◆ **TASK DETAILS**
The entries below are to be repeated exactly as they stand.

◆ **EXTRACTED MATERIAL**

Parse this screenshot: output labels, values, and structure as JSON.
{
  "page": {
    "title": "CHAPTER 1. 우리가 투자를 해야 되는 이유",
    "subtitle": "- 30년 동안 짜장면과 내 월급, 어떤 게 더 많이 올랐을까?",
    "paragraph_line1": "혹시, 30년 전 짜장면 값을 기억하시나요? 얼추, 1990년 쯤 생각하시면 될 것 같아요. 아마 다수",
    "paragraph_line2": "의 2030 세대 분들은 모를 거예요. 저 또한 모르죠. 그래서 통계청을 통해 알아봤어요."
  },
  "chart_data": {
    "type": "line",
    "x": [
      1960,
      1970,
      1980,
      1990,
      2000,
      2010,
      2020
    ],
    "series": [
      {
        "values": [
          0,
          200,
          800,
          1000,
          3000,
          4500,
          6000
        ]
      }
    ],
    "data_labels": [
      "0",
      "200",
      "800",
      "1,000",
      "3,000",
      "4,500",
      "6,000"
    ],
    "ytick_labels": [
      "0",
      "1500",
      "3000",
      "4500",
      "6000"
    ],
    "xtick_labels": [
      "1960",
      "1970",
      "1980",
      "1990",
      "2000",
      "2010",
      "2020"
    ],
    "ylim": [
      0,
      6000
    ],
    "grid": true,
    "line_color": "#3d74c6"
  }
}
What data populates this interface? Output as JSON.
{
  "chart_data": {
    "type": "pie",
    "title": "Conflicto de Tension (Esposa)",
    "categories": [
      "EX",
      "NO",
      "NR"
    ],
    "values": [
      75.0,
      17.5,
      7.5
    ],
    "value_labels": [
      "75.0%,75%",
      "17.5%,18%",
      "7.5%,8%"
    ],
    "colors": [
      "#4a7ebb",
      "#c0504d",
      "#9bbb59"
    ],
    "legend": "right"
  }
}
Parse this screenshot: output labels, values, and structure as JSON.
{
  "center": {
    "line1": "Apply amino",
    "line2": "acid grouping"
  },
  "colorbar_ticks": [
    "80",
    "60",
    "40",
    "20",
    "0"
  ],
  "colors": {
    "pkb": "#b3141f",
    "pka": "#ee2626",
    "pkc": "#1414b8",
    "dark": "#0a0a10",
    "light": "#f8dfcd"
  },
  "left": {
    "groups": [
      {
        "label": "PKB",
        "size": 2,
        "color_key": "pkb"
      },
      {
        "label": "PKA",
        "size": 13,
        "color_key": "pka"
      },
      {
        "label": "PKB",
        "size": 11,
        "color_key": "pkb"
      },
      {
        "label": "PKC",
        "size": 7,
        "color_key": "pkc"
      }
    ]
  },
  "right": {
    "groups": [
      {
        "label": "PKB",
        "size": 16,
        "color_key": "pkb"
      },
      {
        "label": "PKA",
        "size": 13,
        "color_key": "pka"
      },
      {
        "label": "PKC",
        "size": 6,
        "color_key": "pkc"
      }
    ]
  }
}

◆ **COMPLETE RESPONSE**
Parse this screenshot: output labels, values, and structure as JSON.
{
  "page": {
    "title": "CHAPTER 1. 우리가 투자를 해야 되는 이유",
    "subtitle": "- 30년 동안 짜장면과 내 월급, 어떤 게 더 많이 올랐을까?",
    "paragraph_line1": "혹시, 30년 전 짜장면 값을 기억하시나요? 얼추, 1990년 쯤 생각하시면 될 것 같아요. 아마 다수",
    "paragraph_line2": "의 2030 세대 분들은 모를 거예요. 저 또한 모르죠. 그래서 통계청을 통해 알아봤어요."
  },
  "chart_data": {
    "type": "line",
    "x": [
      1960,
      1970,
      1980,
      1990,
      2000,
      2010,
      2020
    ],
    "series": [
      {
        "values": [
          0,
          200,
          800,
          1000,
          3000,
          4500,
          6000
        ]
      }
    ],
    "data_labels": [
      "0",
      "200",
      "800",
      "1,000",
      "3,000",
      "4,500",
      "6,000"
    ],
    "ytick_labels": [
      "0",
      "1500",
      "3000",
      "4500",
      "6000"
    ],
    "xtick_labels": [
      "1960",
      "1970",
      "1980",
      "1990",
      "2000",
      "2010",
      "2020"
    ],
    "ylim": [
      0,
      6000
    ],
    "grid": true,
    "line_color": "#3d74c6"
  }
}
What data populates this interface? Output as JSON.
{
  "chart_data": {
    "type": "pie",
    "title": "Conflicto de Tension (Esposa)",
    "categories": [
      "EX",
      "NO",
      "NR"
    ],
    "values": [
      75.0,
      17.5,
      7.5
    ],
    "value_labels": [
      "75.0%,75%",
      "17.5%,18%",
      "7.5%,8%"
    ],
    "colors": [
      "#4a7ebb",
      "#c0504d",
      "#9bbb59"
    ],
    "legend": "right"
  }
}
Parse this screenshot: output labels, values, and structure as JSON.
{
  "center": {
    "line1": "Apply amino",
    "line2": "acid grouping"
  },
  "colorbar_ticks": [
    "80",
    "60",
    "40",
    "20",
    "0"
  ],
  "colors": {
    "pkb": "#b3141f",
    "pka": "#ee2626",
    "pkc": "#1414b8",
    "dark": "#0a0a10",
    "light": "#f8dfcd"
  },
  "left": {
    "groups": [
      {
        "label": "PKB",
        "size": 2,
        "color_key": "pkb"
      },
      {
        "label": "PKA",
        "size": 13,
        "color_key": "pka"
      },
      {
        "label": "PKB",
        "size": 11,
        "color_key": "pkb"
      },
      {
        "label": "PKC",
        "size": 7,
        "color_key": "pkc"
      }
    ]
  },
  "right": {
    "groups": [
      {
        "label": "PKB",
        "size": 16,
        "color_key": "pkb"
      },
      {
        "label": "PKA",
        "size": 13,
        "color_key": "pka"
      },
      {
        "label": "PKC",
        "size": 6,
        "color_key": "pkc"
      }
    ]
  }
}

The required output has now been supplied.